» **Written instruction**
Skip the pictures. Quote every line below, exactly, from the one with "Output a JSON" through the final line.

(Figure collection entries)
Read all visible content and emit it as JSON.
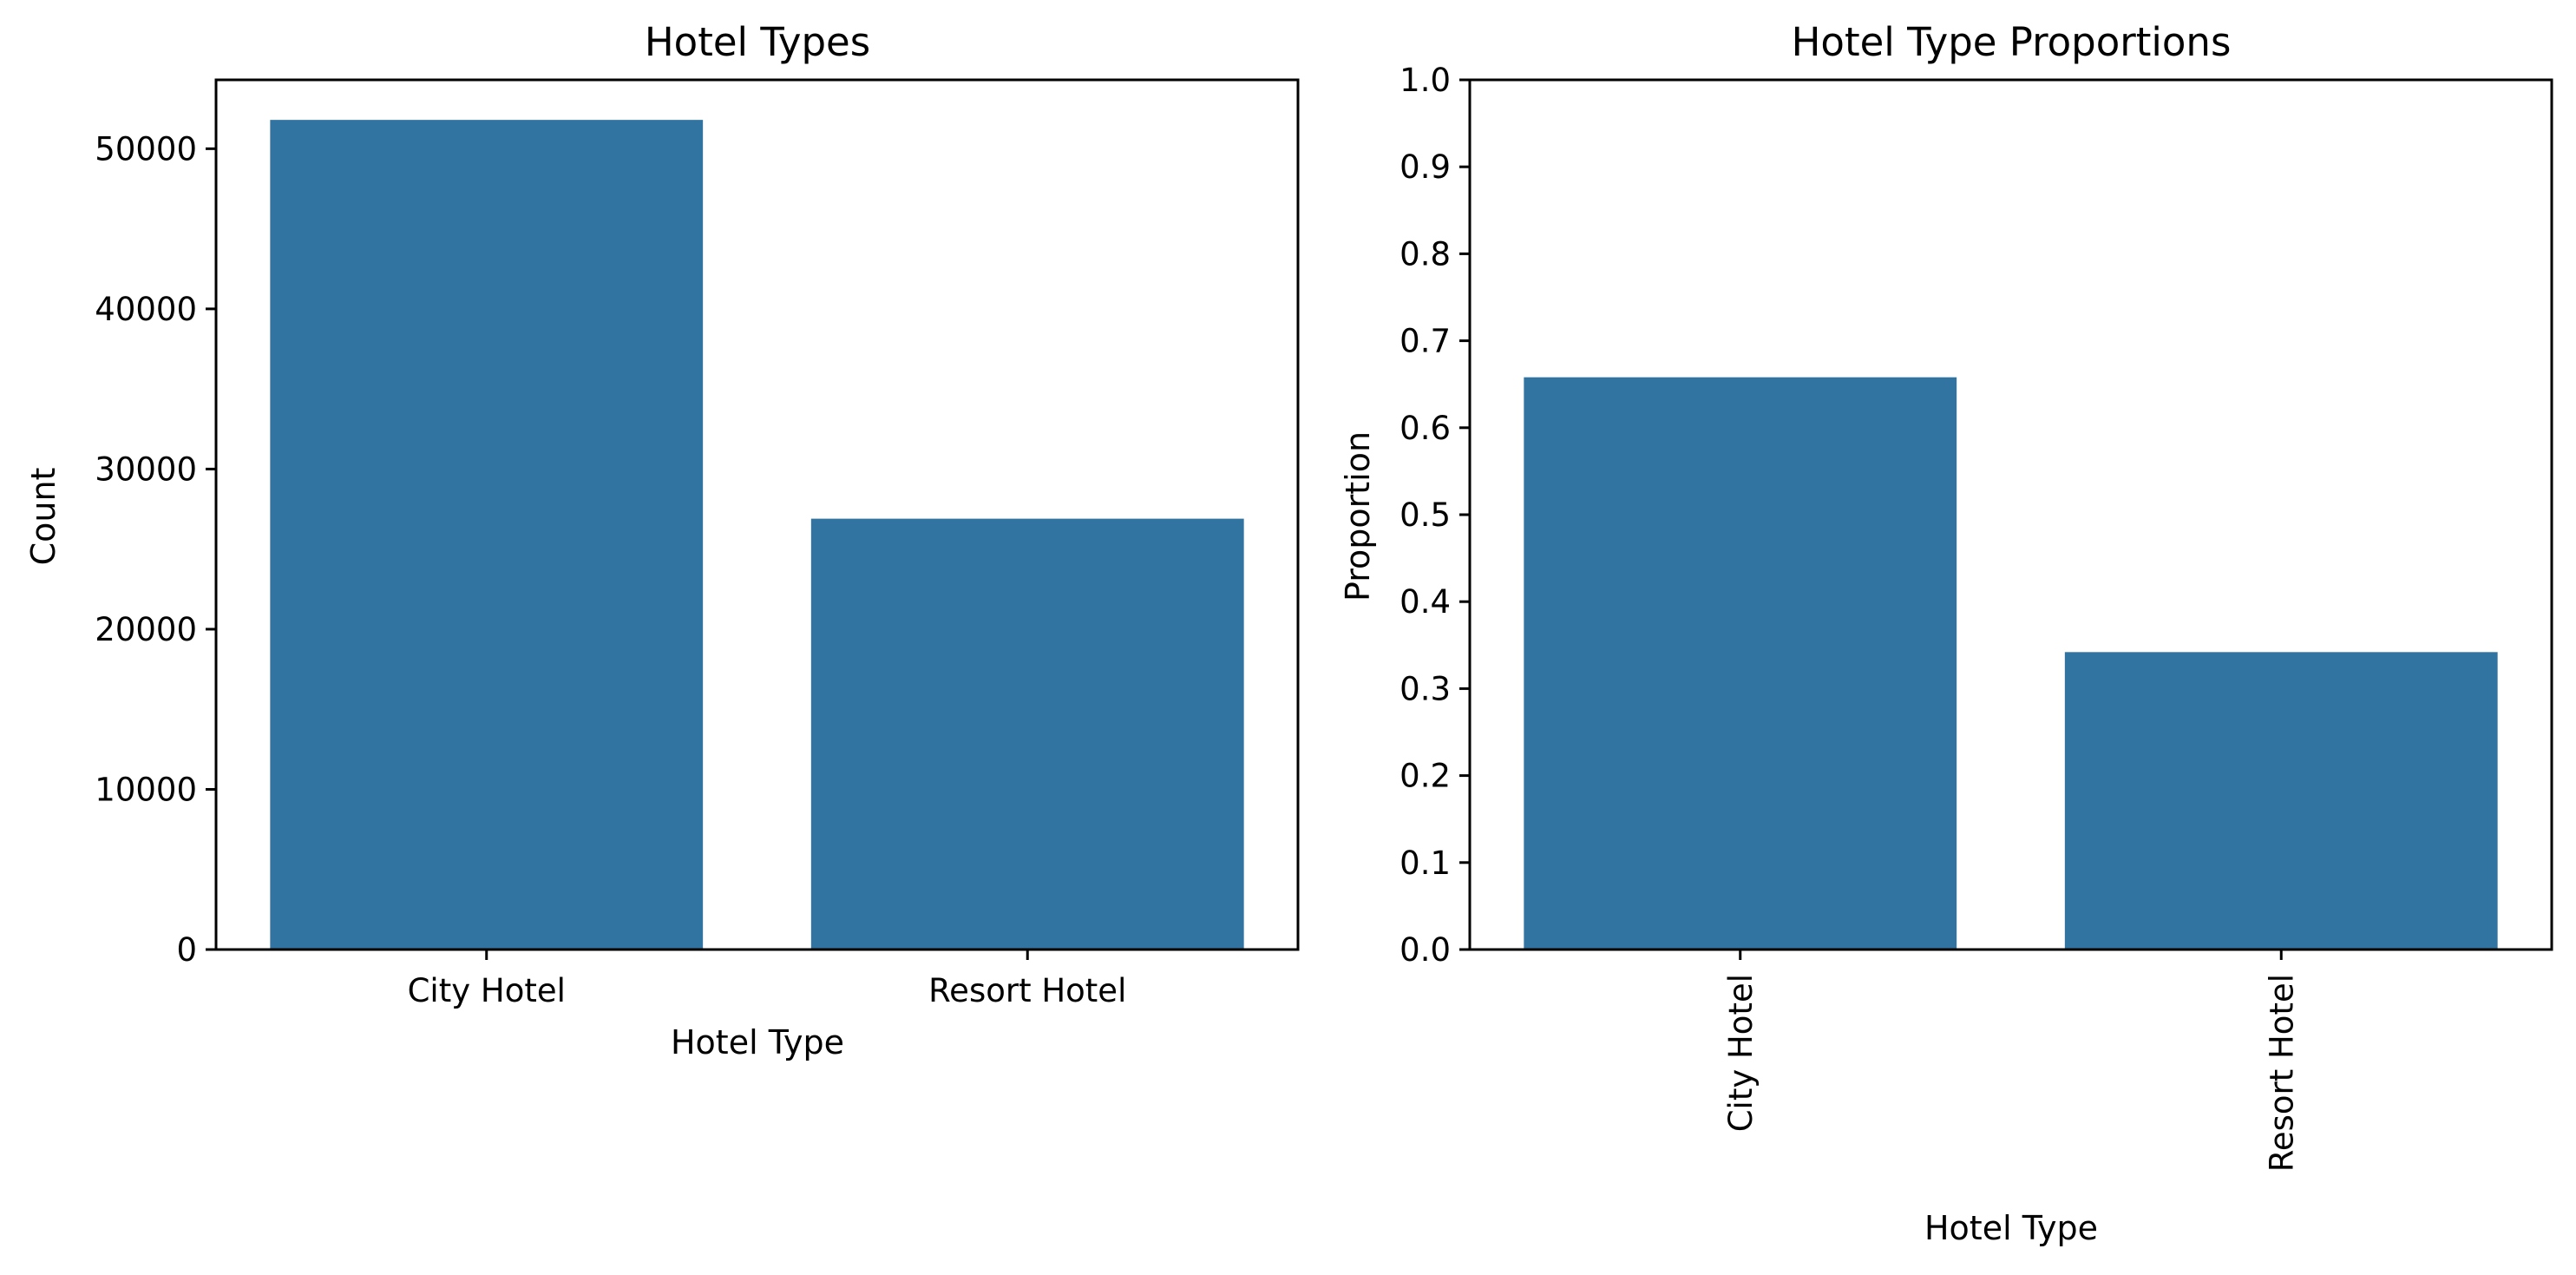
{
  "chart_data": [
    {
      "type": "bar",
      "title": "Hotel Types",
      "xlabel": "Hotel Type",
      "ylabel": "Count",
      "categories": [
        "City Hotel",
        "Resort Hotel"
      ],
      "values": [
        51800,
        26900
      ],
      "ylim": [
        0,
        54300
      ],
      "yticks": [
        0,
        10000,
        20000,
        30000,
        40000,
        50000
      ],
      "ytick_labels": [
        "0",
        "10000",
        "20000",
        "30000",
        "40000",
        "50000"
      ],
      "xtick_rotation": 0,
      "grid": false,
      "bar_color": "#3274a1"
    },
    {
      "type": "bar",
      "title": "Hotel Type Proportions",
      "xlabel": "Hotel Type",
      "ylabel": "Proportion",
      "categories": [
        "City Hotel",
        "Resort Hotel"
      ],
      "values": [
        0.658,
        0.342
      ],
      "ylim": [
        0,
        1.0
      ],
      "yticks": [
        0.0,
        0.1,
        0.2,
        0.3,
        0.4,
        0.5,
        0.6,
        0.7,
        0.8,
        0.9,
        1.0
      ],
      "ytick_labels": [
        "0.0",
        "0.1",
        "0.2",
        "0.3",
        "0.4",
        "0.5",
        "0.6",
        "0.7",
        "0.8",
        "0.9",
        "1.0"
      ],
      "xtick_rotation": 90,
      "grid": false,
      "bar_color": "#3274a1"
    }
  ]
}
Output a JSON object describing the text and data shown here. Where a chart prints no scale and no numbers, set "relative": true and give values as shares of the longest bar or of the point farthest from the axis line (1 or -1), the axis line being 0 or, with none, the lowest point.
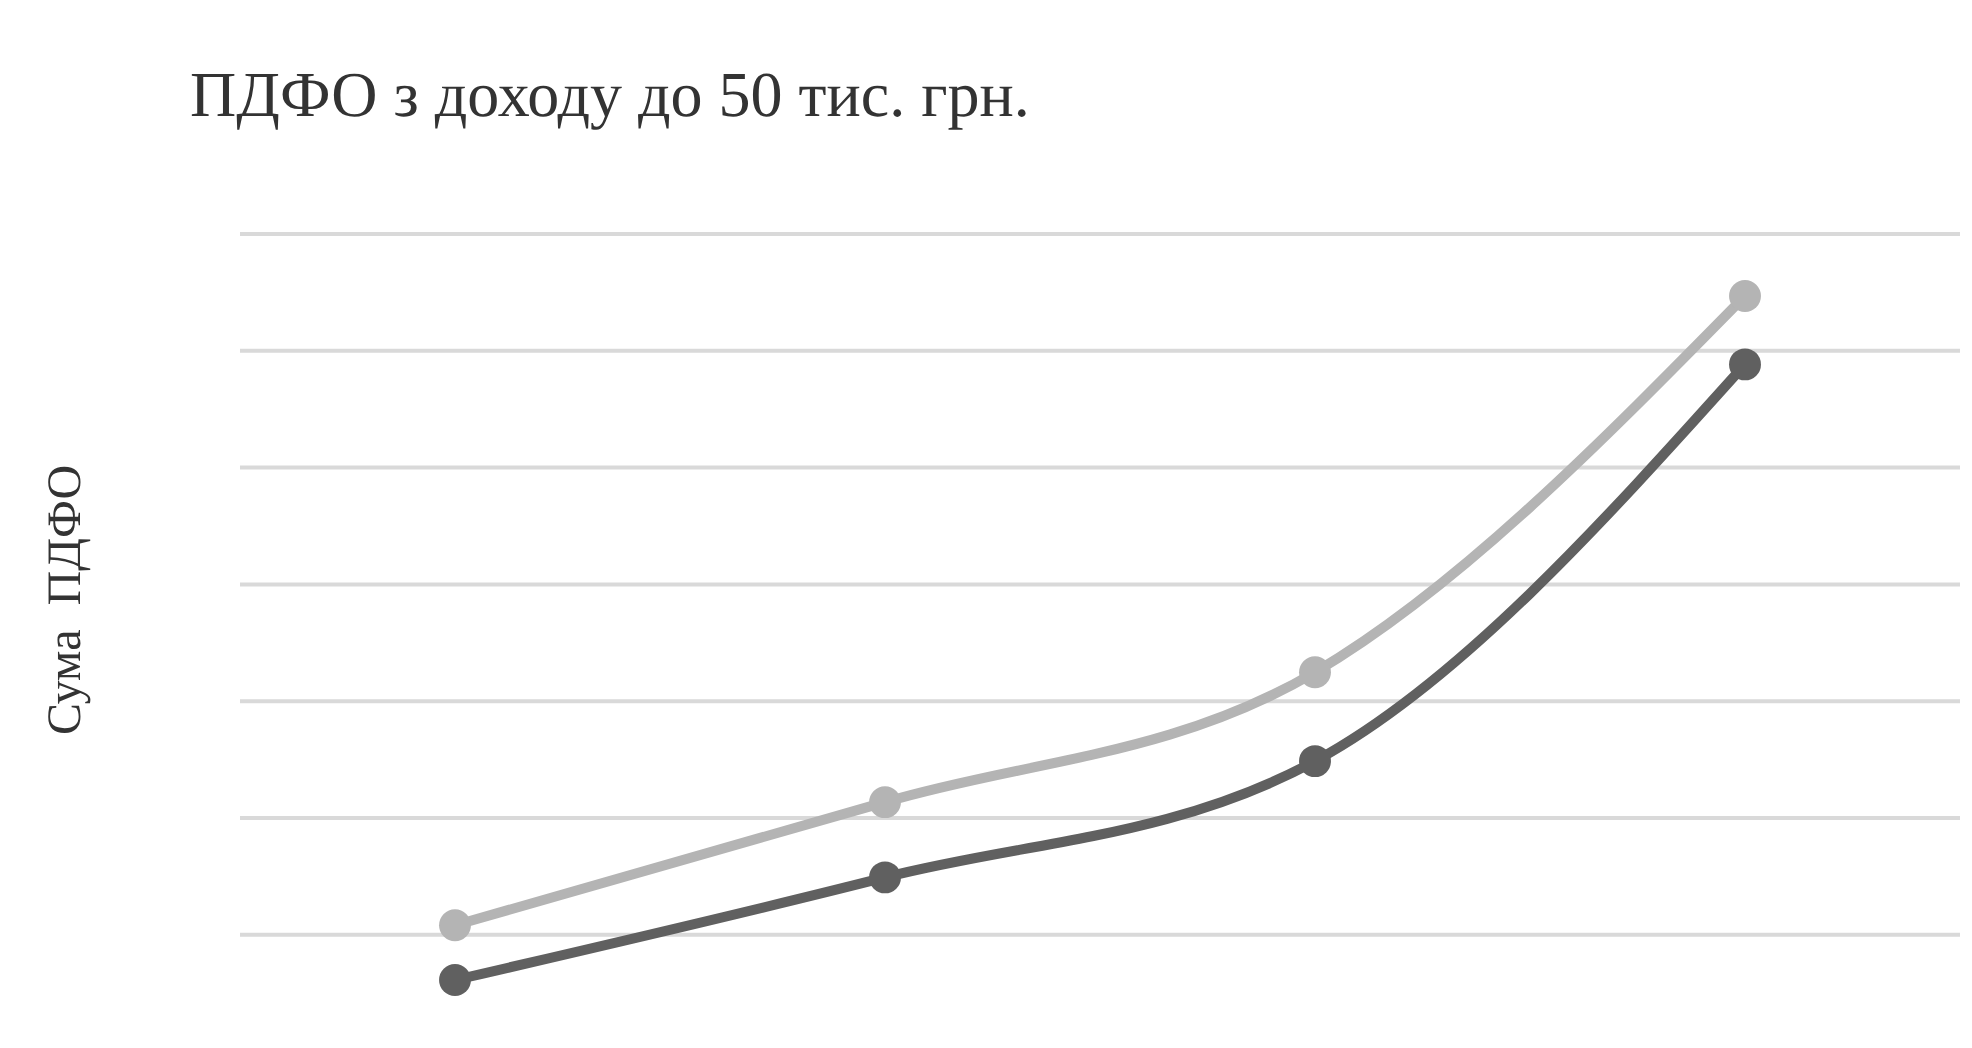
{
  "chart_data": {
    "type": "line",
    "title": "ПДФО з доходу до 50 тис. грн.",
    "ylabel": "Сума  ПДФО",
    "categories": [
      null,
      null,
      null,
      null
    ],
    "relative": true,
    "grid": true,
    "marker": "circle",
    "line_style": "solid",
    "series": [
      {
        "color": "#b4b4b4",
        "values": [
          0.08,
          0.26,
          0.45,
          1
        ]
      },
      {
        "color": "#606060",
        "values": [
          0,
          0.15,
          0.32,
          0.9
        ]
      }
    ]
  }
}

» **Written answer**
Output a JSON object describing the text and data shown here. Where a chart prints no scale and no numbers, set "relative": true and give values as shares of the longest bar or of the point farthest from the axis line (1 or -1), the axis line being 0 or, with none, the lowest point.
{
  "chart_data": {
    "type": "line",
    "title": "ПДФО з доходу до 50 тис. грн.",
    "ylabel": "Сума  ПДФО",
    "categories": [
      null,
      null,
      null,
      null
    ],
    "relative": true,
    "grid": true,
    "marker": "circle",
    "line_style": "solid",
    "series": [
      {
        "color": "#b4b4b4",
        "values": [
          0.08,
          0.26,
          0.45,
          1
        ]
      },
      {
        "color": "#606060",
        "values": [
          0,
          0.15,
          0.32,
          0.9
        ]
      }
    ]
  }
}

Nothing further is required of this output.